* _Exercise description_:
Look for "JSON" in each line of the entries, and return the matching lines.

## BEGIN

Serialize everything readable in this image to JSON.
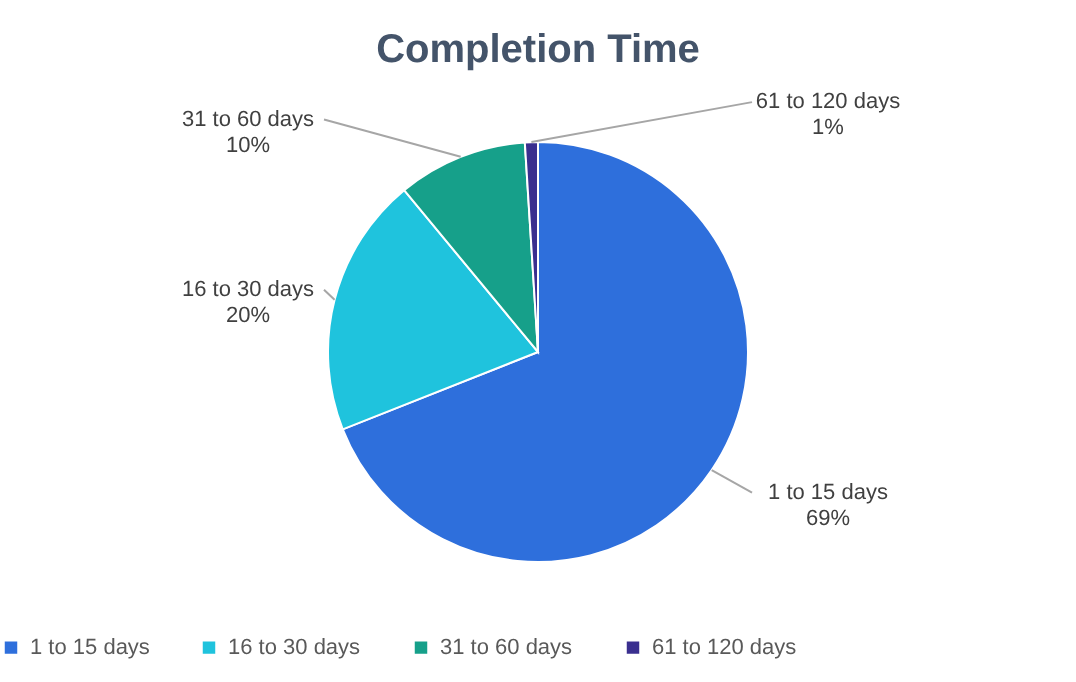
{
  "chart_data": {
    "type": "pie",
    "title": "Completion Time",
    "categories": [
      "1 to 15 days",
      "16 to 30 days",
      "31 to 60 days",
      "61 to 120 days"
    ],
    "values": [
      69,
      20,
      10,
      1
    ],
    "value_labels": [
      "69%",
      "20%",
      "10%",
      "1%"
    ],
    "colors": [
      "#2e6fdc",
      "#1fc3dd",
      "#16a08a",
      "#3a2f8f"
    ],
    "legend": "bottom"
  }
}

## END
## BEGIN

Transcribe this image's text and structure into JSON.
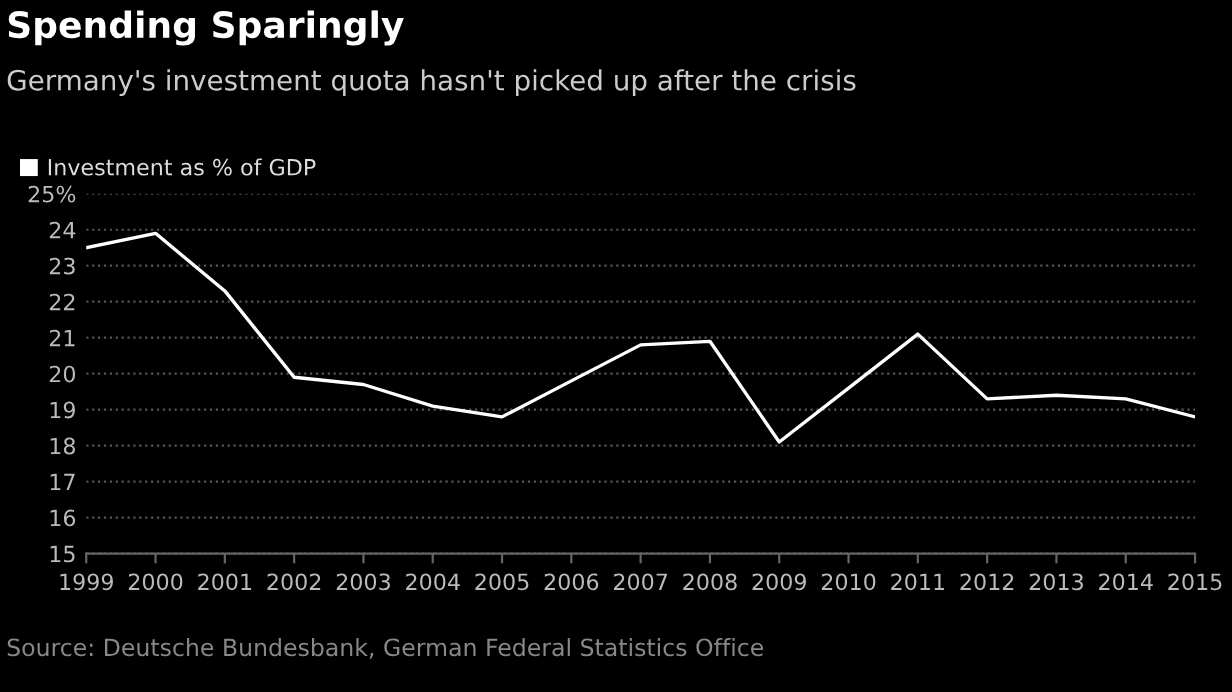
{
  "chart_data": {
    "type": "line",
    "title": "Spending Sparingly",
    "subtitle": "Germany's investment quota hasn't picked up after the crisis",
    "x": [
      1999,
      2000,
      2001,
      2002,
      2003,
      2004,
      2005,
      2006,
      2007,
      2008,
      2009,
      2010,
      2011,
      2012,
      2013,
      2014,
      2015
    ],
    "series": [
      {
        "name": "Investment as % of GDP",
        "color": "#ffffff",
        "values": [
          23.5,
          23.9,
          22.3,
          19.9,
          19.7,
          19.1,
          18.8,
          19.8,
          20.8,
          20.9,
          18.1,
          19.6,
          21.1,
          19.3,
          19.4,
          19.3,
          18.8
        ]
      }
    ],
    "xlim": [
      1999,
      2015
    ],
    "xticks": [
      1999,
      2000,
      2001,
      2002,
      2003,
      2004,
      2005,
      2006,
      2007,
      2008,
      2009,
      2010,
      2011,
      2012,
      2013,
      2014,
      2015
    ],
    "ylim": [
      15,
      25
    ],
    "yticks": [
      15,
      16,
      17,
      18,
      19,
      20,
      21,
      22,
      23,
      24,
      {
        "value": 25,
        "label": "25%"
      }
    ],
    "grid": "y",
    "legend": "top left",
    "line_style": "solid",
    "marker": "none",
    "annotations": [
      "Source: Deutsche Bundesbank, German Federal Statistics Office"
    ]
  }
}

## END
## BEGIN

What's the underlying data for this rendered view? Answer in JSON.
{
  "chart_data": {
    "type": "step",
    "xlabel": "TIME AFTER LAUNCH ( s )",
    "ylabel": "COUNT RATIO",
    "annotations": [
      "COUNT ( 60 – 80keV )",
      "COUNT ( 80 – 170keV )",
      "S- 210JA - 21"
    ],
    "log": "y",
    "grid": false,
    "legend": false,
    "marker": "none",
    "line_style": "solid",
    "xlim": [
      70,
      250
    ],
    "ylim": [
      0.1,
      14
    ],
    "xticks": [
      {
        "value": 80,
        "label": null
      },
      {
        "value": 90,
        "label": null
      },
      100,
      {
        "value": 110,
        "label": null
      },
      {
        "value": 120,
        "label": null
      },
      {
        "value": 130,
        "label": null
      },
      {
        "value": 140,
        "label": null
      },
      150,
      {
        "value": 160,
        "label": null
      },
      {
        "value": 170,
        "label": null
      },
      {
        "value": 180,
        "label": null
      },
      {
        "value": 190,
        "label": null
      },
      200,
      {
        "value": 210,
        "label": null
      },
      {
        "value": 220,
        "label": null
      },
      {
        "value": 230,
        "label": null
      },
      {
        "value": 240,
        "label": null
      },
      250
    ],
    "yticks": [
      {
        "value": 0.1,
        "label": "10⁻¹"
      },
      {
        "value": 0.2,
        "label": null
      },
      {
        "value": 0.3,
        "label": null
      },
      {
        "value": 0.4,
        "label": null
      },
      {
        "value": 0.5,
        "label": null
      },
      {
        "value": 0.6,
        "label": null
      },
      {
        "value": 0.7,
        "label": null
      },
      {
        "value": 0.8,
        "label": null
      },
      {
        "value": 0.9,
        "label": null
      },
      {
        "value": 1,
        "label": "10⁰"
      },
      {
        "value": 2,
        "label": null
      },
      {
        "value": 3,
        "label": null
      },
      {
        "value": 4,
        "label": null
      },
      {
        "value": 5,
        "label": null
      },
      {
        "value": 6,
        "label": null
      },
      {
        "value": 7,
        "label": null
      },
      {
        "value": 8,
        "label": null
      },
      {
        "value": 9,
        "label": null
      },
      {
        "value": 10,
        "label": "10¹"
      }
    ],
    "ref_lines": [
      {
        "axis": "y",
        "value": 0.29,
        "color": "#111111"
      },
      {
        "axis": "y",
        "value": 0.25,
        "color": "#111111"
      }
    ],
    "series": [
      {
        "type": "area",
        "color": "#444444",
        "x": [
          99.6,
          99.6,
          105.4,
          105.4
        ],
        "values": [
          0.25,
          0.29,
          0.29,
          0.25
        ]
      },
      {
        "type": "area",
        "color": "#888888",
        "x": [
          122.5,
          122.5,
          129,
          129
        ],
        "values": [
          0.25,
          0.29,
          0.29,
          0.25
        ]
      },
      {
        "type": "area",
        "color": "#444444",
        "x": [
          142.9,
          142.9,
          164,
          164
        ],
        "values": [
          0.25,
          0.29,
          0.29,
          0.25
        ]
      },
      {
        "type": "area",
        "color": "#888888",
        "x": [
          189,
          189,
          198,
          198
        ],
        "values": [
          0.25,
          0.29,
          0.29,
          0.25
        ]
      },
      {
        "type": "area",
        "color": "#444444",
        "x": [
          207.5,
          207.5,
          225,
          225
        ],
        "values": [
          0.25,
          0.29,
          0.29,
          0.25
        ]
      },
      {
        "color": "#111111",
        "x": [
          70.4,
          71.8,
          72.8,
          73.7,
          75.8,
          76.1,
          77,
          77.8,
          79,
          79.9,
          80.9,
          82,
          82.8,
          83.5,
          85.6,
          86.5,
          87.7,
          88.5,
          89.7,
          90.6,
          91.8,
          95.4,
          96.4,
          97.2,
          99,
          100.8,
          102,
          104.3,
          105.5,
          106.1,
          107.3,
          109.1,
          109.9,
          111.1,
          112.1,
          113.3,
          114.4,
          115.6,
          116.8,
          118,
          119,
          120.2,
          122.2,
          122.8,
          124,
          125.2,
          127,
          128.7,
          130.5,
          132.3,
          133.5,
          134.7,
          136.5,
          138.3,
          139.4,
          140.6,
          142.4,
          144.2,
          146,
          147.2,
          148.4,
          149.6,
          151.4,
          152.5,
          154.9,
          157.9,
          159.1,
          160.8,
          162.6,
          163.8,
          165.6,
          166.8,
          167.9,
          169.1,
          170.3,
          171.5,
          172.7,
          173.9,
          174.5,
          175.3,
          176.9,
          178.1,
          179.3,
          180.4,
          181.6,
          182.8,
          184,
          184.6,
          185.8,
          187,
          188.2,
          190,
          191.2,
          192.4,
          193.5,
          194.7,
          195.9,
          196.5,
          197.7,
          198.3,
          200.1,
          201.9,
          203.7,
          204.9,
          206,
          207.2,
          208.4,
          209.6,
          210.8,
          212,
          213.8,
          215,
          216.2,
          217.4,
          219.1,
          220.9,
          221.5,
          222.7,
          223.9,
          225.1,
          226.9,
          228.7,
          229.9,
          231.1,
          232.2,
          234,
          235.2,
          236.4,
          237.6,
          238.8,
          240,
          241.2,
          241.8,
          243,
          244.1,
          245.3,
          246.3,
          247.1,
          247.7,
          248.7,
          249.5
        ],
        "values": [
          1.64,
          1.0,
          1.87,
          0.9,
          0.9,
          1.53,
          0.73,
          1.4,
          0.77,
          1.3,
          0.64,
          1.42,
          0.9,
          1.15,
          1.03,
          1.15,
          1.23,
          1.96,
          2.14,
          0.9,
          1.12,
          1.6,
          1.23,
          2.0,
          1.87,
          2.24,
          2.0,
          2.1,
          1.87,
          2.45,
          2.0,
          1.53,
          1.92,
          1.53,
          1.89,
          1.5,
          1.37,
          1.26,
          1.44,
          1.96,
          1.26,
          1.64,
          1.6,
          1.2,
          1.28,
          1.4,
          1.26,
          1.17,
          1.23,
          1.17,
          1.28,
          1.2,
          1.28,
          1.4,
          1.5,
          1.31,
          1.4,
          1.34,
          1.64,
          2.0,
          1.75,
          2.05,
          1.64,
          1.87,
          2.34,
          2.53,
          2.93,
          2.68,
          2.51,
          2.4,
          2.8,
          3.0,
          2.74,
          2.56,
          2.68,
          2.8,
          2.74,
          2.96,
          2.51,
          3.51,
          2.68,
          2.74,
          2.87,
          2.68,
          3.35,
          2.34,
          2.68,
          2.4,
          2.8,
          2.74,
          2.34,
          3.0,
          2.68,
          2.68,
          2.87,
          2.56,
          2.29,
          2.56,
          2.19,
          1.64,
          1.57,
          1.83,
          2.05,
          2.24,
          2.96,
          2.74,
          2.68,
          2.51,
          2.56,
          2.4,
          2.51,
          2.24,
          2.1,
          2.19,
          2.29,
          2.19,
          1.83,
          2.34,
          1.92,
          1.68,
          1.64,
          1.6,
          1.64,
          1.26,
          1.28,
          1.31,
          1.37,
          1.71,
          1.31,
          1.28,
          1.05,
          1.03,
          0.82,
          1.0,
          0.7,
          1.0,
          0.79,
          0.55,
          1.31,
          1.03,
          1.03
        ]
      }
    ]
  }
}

## END

* _The completed task_:
Serialize everything readable in this image to JSON.
Transcribe this image's text and structure into JSON.
What's the underlying data for this rendered view? Answer in JSON.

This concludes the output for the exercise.